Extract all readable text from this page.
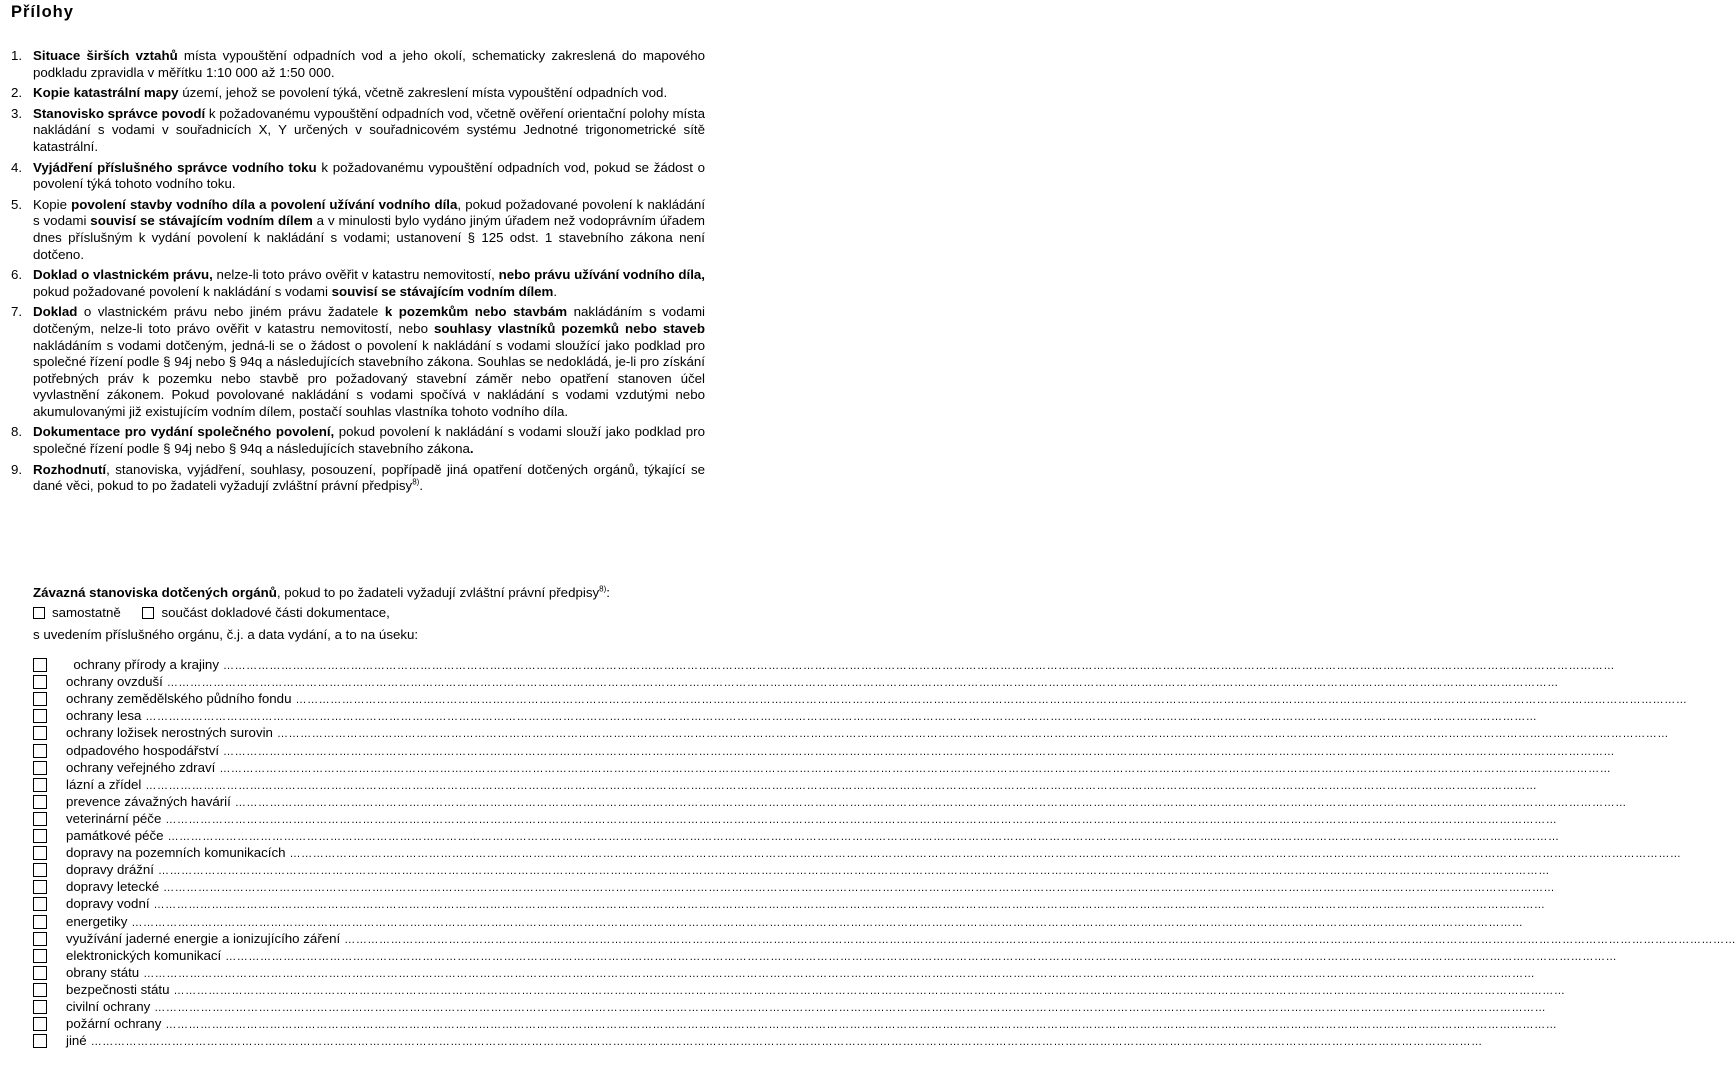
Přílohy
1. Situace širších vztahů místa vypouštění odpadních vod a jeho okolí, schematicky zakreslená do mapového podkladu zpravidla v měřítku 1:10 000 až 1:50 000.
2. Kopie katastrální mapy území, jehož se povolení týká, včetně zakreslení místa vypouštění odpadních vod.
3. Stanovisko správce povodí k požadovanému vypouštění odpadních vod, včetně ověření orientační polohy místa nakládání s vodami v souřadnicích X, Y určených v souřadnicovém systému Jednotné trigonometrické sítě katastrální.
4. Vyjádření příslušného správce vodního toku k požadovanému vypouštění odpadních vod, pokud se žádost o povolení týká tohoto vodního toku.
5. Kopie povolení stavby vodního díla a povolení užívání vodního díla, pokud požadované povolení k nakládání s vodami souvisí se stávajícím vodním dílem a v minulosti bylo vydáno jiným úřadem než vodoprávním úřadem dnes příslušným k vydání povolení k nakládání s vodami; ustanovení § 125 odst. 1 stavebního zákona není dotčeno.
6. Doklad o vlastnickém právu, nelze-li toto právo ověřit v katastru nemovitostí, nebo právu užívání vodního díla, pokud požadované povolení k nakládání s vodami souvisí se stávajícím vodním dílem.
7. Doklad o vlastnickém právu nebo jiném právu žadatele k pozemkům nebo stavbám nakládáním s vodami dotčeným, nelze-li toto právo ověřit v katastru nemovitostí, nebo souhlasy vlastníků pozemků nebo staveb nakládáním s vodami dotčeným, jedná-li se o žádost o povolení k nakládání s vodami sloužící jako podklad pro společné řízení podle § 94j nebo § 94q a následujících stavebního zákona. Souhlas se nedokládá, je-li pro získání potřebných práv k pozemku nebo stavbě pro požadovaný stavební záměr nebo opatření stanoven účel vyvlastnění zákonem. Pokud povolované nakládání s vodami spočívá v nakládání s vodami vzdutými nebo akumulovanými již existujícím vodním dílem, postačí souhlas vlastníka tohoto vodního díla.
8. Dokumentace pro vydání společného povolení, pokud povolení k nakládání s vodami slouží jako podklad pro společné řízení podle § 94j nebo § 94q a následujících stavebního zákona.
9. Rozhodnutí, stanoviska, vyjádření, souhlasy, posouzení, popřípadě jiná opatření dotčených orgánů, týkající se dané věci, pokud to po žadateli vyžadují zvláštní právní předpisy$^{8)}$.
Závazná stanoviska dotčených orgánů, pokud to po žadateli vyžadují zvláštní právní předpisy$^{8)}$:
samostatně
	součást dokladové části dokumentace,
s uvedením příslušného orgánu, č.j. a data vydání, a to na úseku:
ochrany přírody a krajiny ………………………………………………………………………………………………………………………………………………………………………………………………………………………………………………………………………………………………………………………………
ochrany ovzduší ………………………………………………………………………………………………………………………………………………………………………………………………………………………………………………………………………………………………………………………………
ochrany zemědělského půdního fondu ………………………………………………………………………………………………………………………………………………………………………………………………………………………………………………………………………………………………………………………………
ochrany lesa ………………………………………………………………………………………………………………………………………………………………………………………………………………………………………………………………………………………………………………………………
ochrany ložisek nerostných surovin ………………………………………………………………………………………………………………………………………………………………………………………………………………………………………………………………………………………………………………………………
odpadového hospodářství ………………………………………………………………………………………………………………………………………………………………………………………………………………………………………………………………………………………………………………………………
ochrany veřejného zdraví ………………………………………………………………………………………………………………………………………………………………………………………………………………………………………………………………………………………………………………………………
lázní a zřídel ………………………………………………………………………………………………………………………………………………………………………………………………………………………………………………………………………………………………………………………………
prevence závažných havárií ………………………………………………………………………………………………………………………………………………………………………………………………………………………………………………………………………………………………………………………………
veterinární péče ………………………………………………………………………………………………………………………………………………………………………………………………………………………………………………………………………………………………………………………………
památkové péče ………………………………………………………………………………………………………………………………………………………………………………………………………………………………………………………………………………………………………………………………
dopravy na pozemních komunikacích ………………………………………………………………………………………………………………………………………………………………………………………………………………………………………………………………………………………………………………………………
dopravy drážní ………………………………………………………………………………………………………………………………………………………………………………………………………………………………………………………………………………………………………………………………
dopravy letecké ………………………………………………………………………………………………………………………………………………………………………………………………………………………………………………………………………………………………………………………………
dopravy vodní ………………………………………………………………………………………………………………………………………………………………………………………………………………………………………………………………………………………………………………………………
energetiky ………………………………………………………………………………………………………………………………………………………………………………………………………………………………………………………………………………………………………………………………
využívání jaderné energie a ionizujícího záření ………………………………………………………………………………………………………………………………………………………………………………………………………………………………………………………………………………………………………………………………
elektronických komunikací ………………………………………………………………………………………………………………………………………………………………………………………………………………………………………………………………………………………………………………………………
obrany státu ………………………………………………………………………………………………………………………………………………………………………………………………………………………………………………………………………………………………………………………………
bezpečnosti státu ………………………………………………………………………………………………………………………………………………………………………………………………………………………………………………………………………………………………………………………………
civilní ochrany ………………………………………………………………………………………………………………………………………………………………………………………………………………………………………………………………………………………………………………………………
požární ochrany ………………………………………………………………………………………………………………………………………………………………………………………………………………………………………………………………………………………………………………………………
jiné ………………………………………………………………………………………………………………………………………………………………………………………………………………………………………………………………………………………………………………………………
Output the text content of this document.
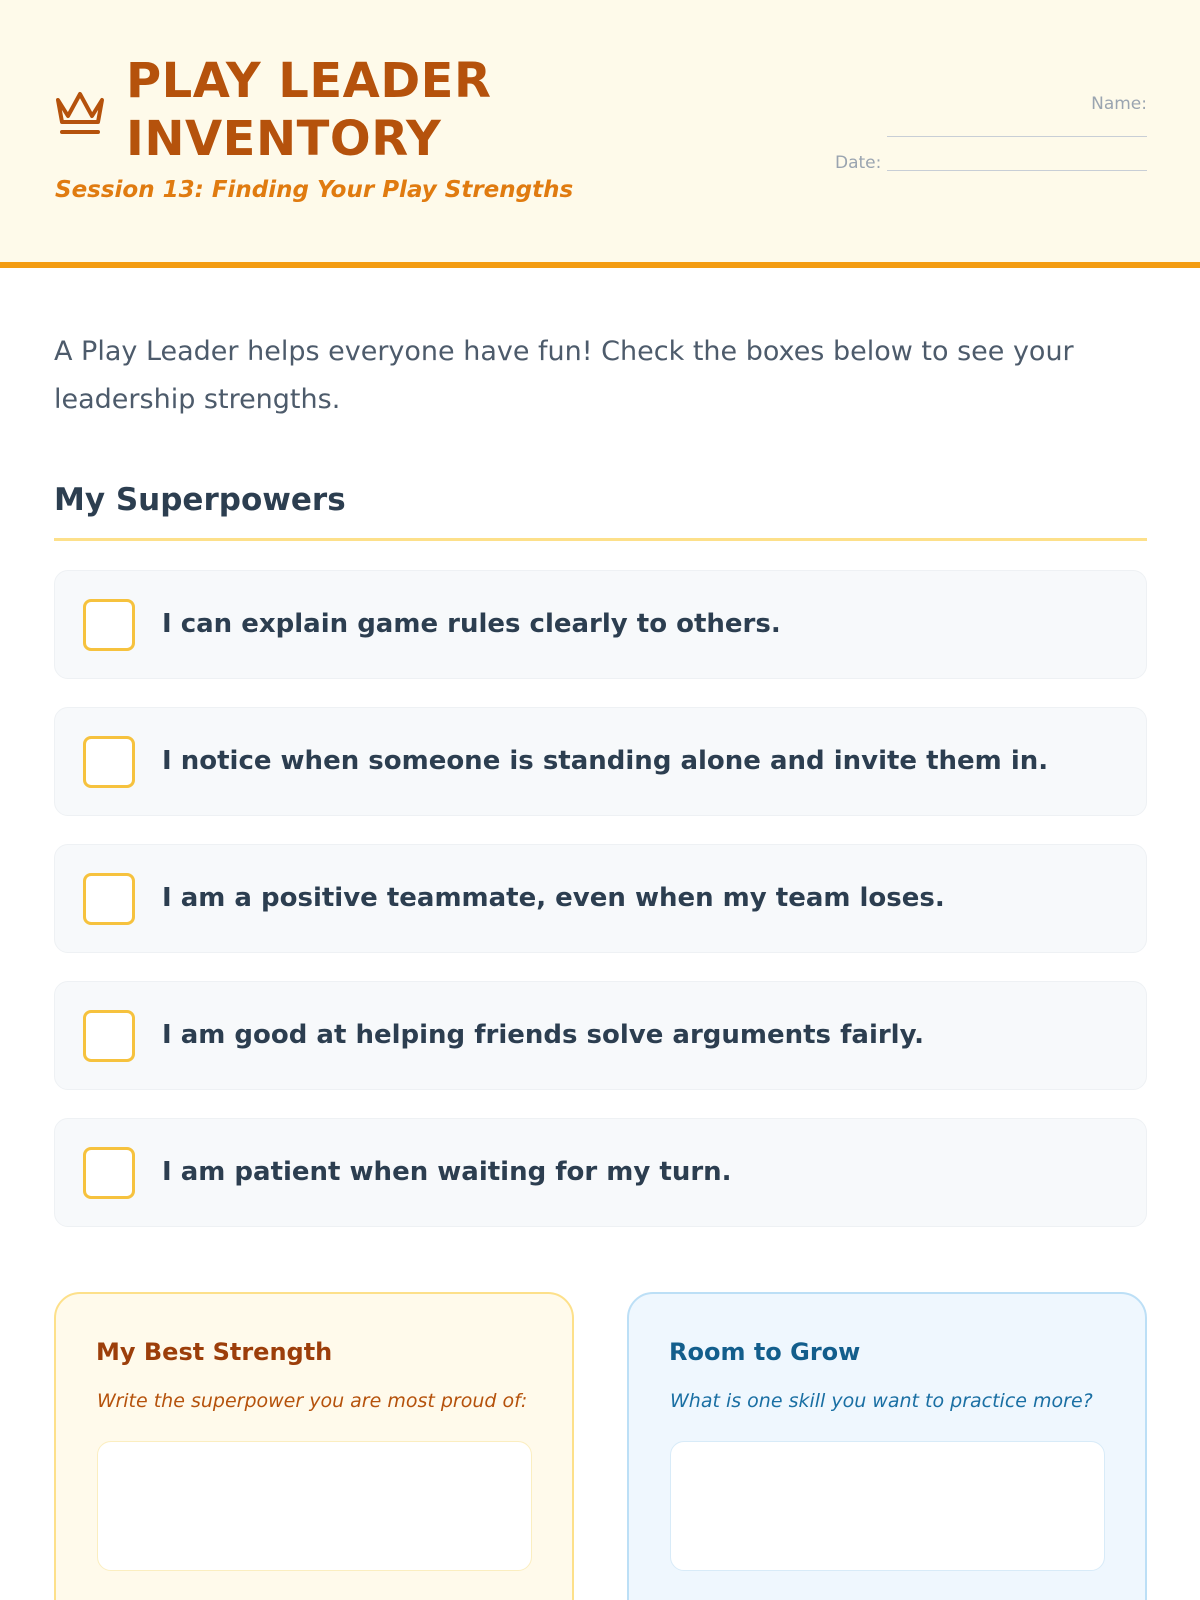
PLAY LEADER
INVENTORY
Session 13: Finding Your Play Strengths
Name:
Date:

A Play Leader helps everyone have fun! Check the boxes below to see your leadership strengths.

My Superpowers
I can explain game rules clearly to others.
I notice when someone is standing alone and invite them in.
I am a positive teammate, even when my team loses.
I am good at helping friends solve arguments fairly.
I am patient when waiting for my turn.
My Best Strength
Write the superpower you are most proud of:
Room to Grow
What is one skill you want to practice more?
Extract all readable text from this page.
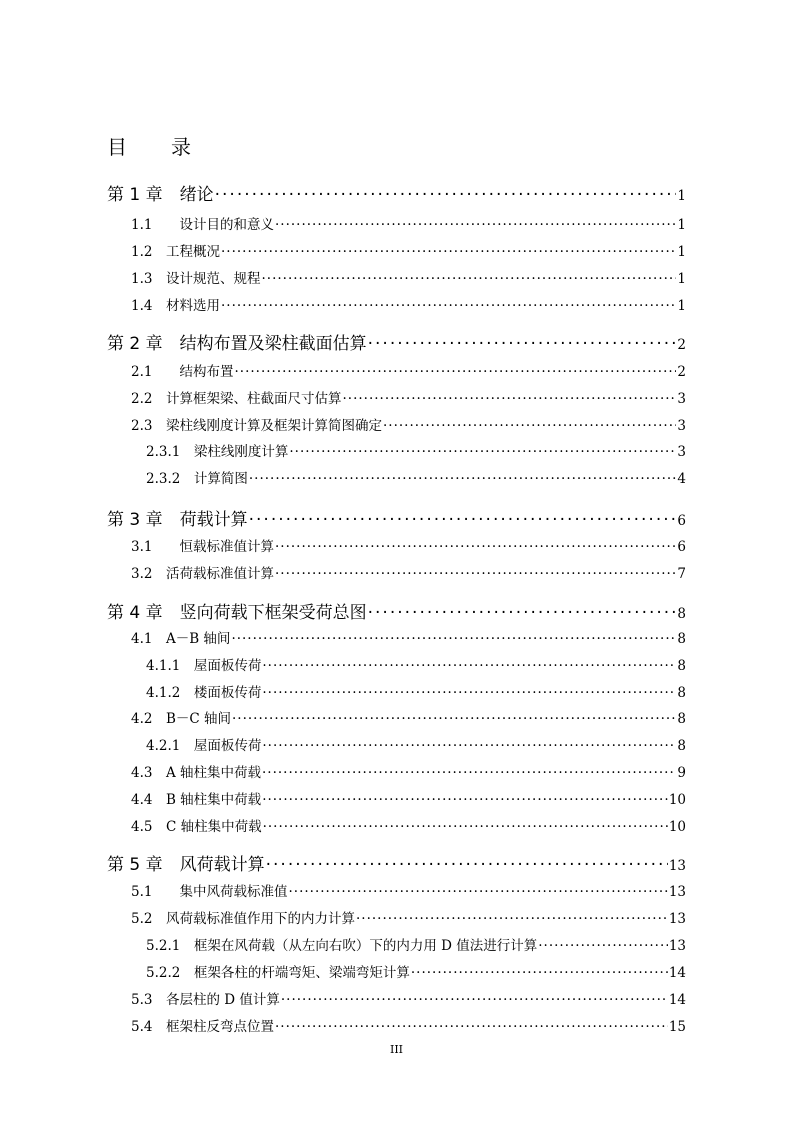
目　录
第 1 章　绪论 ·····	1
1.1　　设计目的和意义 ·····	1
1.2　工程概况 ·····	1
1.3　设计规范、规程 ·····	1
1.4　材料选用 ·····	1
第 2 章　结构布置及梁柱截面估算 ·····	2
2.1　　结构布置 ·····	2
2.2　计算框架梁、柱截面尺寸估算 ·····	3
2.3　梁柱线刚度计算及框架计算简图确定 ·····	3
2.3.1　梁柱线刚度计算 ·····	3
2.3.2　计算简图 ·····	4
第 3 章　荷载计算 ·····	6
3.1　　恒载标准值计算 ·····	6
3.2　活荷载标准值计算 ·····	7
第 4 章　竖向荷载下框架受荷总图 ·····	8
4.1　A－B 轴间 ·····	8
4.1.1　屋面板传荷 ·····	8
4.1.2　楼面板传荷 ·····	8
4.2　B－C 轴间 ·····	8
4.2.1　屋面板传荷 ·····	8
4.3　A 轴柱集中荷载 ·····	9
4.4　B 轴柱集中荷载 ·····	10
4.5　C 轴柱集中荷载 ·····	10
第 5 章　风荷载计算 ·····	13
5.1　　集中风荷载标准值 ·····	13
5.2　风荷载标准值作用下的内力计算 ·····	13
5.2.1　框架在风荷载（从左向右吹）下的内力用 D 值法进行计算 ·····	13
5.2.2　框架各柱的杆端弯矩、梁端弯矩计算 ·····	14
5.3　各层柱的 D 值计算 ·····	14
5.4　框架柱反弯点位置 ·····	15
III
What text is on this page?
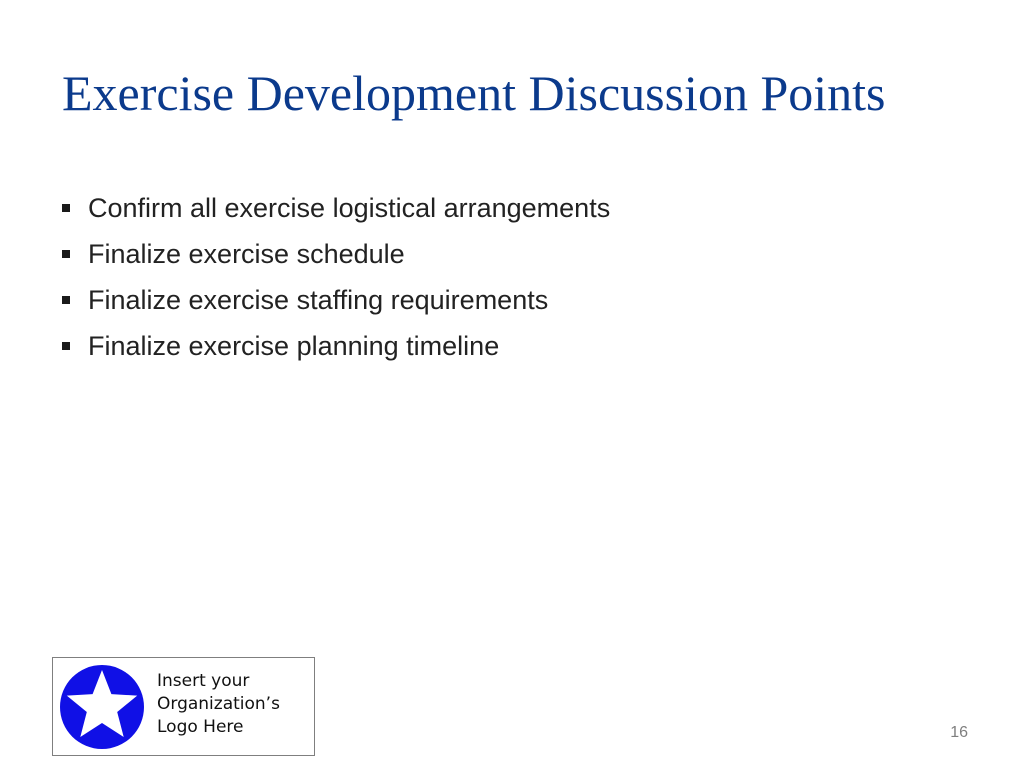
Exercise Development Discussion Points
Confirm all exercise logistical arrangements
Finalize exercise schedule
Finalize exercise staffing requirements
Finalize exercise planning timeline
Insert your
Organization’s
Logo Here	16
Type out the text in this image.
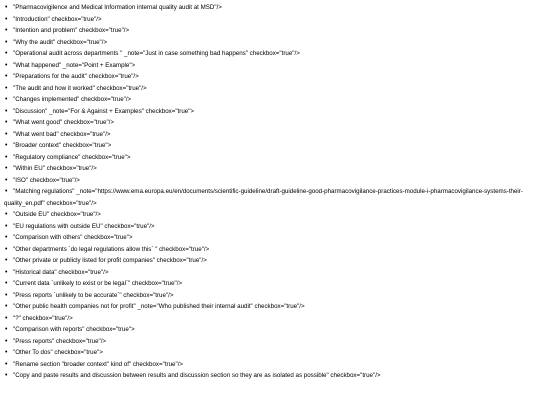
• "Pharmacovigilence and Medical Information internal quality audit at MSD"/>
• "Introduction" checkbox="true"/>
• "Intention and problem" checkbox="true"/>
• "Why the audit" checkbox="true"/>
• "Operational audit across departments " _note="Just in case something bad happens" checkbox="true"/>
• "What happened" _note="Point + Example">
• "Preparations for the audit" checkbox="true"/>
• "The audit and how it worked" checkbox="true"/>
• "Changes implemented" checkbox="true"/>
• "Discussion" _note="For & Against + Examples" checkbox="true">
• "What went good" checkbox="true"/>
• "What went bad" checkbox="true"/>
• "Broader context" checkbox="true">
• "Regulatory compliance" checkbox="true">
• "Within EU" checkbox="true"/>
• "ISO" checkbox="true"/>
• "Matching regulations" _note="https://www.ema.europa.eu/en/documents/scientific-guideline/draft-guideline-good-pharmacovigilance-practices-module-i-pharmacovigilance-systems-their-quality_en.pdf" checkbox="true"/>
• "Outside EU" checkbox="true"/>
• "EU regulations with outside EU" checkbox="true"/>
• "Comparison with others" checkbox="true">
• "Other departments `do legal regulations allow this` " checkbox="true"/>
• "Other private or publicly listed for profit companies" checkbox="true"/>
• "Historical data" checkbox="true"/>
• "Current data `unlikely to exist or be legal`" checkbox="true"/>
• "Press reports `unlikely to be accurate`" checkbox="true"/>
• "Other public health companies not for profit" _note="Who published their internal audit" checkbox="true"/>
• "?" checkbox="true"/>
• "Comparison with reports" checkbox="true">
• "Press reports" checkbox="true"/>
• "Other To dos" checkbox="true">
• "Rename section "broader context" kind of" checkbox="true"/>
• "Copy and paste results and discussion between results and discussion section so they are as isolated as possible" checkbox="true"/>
★ ★ ★
Copy every line that includes the string "vydání" from the material above.

▸ Solution to this task:
5. Kopie povolení stavby vodního díla a povolení užívání vodního díla, pokud požadované povolení k nakládání s vodami souvisí se stávajícím vodním dílem a v minulosti bylo vydáno jiným úřadem než vodoprávním úřadem dnes příslušným k vydání povolení k nakládání s vodami; ustanovení § 125 odst. 1 stavebního zákona není dotčeno.
8. Dokumentace pro vydání společného povolení, pokud povolení k nakládání s vodami slouží jako podklad pro společné řízení podle § 94j nebo § 94q a následujících stavebního zákona.
s uvedením příslušného orgánu, č.j. a data vydání, a to na úseku:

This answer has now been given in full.